= Work required =
Search the records that follow and extract every line containing the string "true".

(Stored entries)

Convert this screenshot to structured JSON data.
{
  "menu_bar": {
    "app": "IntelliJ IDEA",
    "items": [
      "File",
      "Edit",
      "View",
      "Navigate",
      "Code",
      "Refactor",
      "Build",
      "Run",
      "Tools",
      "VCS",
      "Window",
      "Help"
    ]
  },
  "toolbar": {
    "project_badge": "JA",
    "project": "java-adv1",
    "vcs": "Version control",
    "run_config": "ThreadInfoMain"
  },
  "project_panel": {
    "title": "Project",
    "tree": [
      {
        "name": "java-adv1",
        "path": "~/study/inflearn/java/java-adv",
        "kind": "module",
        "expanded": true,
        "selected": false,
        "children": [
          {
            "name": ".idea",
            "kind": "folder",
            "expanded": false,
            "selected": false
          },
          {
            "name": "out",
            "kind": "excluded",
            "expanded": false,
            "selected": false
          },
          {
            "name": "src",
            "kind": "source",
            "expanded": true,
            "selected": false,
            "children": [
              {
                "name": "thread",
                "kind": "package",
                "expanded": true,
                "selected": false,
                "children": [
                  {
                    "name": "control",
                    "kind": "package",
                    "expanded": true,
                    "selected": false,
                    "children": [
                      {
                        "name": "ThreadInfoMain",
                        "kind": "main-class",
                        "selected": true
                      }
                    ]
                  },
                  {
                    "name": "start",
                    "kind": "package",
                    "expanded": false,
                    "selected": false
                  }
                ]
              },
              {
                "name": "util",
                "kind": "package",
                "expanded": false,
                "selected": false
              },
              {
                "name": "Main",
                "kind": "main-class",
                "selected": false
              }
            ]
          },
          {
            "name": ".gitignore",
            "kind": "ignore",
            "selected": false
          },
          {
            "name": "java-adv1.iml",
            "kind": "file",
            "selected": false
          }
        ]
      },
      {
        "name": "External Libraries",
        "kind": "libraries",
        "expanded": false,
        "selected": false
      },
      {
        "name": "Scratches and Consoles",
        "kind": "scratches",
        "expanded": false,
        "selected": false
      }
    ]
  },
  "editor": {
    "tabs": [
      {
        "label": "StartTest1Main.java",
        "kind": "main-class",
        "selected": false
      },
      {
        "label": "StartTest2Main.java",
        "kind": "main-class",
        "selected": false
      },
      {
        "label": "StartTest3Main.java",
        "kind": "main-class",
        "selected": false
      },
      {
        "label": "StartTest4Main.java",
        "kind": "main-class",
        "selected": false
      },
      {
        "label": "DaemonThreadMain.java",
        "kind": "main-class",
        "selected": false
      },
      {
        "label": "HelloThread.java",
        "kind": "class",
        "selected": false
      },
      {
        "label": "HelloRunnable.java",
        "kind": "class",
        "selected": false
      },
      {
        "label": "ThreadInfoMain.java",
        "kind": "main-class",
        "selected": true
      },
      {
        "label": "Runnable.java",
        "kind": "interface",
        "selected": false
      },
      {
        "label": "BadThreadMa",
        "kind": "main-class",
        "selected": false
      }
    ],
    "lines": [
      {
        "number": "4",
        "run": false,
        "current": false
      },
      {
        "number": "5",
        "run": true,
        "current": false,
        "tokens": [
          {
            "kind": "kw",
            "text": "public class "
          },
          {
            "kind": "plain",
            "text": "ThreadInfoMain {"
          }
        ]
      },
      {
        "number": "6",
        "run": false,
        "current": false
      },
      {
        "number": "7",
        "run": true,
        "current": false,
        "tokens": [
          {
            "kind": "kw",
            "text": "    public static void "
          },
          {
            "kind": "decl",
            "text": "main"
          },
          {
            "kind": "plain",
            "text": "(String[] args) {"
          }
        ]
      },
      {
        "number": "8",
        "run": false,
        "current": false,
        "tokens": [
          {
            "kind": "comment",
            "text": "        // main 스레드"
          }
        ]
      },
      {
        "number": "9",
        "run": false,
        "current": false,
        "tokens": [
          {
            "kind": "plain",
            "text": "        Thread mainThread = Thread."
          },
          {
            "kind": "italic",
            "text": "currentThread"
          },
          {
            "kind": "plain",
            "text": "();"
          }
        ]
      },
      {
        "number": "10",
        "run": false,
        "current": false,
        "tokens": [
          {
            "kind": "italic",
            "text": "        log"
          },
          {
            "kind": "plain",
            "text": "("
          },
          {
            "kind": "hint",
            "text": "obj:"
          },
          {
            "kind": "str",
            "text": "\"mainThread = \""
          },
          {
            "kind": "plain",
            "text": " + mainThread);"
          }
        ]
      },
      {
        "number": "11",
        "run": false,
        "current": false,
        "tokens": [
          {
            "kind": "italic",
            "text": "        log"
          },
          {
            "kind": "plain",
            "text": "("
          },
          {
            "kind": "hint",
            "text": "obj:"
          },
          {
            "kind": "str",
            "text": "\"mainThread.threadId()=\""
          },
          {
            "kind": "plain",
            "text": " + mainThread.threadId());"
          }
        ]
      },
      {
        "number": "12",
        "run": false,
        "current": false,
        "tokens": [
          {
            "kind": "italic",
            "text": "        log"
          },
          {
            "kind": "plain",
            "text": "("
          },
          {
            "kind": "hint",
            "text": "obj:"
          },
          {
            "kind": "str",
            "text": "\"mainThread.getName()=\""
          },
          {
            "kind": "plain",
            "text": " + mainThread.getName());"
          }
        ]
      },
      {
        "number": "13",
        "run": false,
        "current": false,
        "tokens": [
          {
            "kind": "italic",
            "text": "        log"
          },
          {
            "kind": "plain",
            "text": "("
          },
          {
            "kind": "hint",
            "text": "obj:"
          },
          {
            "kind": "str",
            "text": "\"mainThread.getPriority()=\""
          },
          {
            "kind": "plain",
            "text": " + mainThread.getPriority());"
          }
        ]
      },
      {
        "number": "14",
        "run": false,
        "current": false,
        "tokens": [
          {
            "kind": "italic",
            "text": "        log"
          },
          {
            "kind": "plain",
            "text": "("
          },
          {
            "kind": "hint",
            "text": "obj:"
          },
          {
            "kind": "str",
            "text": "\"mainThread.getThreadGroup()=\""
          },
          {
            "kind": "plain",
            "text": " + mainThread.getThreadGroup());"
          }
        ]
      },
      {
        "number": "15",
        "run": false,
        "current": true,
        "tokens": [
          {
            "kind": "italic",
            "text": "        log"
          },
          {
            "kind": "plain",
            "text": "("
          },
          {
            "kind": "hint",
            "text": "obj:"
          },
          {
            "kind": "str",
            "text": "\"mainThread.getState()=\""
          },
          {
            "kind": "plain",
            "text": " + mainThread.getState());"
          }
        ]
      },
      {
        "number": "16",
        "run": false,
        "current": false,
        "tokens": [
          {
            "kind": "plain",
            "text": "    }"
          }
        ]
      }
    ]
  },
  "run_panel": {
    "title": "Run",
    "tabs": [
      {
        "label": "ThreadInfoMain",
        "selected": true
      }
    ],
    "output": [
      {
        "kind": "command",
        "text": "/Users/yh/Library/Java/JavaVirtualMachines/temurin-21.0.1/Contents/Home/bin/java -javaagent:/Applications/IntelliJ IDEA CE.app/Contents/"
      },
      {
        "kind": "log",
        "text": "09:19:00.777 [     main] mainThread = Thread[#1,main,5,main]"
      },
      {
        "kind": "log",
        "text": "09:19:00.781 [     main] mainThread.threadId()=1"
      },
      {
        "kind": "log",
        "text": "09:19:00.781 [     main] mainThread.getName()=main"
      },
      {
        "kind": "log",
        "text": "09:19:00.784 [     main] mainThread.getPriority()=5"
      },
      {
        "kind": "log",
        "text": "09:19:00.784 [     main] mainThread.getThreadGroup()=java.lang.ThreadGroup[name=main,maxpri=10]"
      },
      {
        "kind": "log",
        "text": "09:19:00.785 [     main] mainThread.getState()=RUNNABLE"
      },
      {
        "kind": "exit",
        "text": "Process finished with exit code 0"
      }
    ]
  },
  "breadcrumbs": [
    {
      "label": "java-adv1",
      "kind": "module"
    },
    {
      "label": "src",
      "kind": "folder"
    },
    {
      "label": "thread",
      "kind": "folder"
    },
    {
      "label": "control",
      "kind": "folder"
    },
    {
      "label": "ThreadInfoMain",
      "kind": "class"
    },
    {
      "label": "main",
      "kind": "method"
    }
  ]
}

= Reply to the exercise =
        "expanded": true,
            "expanded": true,
                "expanded": true,
                    "expanded": true,
                        "selected": true
        "selected": true
        "run": true,
        "run": true,
        "current": true,
        "selected": true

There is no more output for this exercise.